**Stated problem:** Scan the records and identify every line in which the string "фактура" occurs, then return those lines.

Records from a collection

◇ ◇ ◇ ◇ ◇ ◇ ◇

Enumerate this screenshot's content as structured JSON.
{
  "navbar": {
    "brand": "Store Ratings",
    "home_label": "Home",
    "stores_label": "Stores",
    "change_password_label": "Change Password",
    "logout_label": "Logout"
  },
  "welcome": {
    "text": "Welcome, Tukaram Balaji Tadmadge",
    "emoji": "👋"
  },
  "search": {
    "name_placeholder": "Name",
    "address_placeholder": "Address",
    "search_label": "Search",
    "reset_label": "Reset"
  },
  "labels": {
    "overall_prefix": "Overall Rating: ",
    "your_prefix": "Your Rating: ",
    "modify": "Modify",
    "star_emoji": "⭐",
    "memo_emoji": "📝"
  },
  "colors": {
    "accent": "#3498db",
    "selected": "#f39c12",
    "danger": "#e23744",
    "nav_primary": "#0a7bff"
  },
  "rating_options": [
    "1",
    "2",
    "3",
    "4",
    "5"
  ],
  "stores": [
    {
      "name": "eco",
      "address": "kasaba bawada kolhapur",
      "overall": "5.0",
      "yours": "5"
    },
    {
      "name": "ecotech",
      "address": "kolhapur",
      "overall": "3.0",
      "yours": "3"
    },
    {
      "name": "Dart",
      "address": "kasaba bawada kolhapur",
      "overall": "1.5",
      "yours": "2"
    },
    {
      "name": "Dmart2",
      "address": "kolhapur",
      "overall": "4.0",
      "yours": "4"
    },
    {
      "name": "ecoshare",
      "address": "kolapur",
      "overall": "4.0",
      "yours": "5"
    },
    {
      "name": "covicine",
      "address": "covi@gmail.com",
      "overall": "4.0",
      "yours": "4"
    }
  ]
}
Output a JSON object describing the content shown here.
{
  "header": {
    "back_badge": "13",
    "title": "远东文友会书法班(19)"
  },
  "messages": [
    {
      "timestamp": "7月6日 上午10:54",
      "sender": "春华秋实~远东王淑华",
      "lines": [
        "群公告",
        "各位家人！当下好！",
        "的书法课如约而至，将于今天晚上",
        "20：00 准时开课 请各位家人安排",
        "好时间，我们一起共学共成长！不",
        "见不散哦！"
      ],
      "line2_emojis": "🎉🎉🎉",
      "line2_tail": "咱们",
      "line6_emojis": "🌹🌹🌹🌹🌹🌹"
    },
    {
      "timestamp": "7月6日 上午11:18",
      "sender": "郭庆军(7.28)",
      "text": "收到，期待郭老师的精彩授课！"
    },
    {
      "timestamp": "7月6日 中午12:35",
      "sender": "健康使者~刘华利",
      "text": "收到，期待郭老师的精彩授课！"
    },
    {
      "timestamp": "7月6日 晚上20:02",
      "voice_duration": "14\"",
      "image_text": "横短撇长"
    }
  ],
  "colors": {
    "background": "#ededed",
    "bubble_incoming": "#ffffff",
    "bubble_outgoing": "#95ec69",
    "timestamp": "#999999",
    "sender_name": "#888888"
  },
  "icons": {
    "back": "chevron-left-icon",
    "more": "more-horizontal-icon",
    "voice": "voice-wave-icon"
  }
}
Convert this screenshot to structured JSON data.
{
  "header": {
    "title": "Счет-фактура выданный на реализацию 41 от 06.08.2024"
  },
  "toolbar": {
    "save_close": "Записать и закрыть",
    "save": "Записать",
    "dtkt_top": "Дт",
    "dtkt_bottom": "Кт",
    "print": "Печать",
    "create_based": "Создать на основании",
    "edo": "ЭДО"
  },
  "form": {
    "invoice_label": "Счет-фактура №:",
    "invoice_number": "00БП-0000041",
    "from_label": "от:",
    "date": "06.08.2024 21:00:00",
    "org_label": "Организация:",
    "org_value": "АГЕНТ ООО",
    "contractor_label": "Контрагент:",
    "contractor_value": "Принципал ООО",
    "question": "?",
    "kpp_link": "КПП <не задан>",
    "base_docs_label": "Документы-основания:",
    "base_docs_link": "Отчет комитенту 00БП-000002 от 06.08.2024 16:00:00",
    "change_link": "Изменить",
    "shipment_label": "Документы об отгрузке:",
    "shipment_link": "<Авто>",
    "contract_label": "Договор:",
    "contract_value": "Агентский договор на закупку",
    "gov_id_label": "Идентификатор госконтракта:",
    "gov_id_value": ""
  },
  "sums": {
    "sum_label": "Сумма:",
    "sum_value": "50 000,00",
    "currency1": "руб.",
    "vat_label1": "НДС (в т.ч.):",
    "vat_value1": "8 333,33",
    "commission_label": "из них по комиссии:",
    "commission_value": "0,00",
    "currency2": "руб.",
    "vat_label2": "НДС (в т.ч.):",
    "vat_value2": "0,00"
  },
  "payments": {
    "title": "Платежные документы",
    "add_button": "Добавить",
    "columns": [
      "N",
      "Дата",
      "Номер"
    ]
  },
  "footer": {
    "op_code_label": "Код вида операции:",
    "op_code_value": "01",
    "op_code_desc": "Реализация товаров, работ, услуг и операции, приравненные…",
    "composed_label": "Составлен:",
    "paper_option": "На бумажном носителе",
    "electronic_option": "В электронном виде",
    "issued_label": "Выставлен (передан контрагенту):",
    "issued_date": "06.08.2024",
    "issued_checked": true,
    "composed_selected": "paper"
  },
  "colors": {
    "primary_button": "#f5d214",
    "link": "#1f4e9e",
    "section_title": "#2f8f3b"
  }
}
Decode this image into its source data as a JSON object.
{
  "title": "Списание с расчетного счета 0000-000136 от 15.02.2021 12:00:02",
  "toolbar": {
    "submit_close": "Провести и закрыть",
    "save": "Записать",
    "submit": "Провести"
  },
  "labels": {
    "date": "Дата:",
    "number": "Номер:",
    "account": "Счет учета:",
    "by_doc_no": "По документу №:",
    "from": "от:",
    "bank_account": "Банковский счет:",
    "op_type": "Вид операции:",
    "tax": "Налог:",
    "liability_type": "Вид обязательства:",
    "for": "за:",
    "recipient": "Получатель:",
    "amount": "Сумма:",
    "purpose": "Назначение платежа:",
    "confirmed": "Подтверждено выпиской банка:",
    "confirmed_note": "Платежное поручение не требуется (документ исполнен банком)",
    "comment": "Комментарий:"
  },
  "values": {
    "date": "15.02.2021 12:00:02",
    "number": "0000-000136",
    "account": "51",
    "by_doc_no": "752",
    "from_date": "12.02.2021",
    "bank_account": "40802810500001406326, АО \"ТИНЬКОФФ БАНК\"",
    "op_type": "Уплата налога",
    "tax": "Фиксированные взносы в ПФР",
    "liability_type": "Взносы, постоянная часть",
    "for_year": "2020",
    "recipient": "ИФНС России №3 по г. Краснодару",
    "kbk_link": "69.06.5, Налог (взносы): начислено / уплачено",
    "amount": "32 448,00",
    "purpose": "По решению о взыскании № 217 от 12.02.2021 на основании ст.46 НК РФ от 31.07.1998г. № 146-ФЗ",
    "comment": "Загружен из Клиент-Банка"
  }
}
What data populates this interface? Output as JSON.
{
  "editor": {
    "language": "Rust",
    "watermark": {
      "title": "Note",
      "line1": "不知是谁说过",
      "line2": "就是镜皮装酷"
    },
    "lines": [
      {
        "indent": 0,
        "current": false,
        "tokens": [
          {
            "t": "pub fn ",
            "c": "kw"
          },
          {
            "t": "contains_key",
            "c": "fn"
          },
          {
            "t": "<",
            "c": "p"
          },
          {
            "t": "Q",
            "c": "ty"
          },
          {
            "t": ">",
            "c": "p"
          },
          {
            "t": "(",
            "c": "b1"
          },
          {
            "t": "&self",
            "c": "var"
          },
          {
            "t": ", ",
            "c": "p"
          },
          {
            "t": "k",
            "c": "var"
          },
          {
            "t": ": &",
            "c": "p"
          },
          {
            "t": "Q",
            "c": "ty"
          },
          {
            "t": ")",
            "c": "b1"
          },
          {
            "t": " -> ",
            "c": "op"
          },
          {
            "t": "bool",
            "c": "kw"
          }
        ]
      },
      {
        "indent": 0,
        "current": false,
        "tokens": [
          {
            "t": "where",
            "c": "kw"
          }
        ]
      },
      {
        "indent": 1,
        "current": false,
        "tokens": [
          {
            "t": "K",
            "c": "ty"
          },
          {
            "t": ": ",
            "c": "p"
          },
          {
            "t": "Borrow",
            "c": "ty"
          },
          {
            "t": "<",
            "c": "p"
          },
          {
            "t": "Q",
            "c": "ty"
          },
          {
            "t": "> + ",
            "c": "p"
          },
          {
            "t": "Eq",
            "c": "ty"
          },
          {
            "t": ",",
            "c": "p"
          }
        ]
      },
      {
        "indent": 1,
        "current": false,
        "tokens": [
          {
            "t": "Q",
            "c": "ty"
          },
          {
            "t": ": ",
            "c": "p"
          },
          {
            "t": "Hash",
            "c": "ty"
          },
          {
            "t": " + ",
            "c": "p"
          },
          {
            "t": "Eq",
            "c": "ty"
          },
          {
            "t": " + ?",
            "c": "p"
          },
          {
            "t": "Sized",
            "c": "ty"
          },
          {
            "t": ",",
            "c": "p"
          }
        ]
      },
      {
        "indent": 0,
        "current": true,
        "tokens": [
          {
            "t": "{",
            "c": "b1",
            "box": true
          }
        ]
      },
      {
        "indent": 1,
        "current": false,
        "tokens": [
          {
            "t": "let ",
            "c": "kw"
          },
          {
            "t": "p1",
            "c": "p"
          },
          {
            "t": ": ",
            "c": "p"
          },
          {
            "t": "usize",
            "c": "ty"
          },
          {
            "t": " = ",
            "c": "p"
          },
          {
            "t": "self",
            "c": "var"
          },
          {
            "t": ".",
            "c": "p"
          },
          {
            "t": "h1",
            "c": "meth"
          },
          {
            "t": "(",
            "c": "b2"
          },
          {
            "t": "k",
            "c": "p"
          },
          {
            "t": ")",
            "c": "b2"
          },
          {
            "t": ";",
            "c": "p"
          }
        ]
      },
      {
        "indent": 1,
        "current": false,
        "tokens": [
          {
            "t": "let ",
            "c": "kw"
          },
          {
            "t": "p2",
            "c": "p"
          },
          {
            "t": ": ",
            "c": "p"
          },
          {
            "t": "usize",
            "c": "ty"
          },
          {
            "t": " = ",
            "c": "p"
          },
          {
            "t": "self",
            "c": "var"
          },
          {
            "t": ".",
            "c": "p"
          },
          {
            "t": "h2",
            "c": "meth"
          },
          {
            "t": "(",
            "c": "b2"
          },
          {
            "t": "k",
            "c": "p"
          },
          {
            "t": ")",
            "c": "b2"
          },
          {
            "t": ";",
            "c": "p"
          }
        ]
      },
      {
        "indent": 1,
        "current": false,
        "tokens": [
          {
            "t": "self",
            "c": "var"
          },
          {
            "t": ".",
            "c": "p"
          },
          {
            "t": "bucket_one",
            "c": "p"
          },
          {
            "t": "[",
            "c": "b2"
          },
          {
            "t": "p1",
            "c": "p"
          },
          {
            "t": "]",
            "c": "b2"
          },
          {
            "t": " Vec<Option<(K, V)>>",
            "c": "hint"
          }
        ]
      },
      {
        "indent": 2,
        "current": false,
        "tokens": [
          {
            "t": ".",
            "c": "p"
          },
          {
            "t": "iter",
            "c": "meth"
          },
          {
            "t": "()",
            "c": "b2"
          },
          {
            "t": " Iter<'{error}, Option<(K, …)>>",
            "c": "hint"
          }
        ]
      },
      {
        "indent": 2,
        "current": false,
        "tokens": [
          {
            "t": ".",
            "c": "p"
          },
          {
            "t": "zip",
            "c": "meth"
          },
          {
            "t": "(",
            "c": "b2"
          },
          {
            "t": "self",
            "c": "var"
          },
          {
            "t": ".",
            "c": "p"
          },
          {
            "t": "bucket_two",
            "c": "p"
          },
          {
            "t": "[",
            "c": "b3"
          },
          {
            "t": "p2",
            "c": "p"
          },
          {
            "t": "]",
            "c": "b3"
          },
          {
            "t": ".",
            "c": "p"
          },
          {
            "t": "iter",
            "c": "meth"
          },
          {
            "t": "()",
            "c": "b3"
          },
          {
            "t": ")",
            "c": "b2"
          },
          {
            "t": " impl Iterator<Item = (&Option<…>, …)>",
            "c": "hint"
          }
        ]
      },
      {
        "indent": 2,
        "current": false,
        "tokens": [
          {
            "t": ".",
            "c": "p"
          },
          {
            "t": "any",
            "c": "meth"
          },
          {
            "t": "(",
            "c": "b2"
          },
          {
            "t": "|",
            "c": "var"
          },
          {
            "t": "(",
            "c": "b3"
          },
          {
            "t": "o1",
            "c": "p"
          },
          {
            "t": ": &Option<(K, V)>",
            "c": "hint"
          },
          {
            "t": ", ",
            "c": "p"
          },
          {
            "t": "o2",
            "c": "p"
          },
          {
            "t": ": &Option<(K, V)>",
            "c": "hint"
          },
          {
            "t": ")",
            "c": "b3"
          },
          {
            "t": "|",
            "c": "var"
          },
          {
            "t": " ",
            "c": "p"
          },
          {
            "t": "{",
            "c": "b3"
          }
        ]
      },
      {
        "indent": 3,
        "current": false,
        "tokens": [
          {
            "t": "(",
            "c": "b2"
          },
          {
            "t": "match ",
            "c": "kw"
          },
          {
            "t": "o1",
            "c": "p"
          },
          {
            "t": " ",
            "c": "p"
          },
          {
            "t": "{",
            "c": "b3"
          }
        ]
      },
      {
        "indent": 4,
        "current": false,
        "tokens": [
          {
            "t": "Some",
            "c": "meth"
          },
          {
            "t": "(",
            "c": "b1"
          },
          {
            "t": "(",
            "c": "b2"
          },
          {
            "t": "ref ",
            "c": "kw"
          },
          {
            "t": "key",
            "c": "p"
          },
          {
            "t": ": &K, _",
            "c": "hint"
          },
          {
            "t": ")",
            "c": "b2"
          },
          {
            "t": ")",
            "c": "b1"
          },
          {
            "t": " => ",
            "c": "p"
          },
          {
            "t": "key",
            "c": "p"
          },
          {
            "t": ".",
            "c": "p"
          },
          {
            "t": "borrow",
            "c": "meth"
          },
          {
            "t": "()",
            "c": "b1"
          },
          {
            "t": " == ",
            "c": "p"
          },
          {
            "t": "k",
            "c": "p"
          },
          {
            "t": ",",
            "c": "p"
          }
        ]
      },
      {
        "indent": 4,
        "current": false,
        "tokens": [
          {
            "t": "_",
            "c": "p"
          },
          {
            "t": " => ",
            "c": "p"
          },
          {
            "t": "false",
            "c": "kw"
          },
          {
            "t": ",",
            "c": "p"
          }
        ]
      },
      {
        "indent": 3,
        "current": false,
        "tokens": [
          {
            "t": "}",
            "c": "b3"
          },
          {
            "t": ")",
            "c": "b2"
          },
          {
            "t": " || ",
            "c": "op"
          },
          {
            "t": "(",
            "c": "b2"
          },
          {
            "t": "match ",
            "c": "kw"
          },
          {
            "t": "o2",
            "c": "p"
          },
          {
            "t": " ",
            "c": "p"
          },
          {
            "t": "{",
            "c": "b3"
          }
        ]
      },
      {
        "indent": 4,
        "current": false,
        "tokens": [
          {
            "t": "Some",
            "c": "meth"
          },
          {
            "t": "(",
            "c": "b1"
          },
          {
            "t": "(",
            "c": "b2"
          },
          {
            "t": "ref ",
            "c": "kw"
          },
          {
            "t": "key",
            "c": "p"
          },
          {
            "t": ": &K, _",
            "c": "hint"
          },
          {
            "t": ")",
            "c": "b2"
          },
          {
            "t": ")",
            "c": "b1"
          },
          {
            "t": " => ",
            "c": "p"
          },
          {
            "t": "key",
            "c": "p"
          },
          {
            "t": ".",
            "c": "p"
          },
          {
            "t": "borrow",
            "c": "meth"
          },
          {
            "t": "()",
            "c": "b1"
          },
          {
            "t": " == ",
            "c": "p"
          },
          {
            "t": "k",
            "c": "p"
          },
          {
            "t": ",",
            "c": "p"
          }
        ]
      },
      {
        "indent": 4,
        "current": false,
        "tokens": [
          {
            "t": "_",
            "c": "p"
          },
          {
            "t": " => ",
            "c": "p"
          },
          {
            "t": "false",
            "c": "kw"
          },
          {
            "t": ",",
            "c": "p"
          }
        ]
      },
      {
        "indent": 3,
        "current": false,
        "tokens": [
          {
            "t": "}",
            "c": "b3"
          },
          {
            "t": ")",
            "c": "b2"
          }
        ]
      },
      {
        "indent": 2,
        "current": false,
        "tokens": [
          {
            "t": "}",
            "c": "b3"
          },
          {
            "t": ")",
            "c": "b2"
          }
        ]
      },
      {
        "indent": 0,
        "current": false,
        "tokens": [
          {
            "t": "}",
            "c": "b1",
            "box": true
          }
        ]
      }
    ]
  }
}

◇ ◇ ◇ ◇ ◇ ◇ ◇

**Problem solution:**
    "title": "Счет-фактура выданный на реализацию 41 от 06.08.2024"
    "invoice_label": "Счет-фактура №:",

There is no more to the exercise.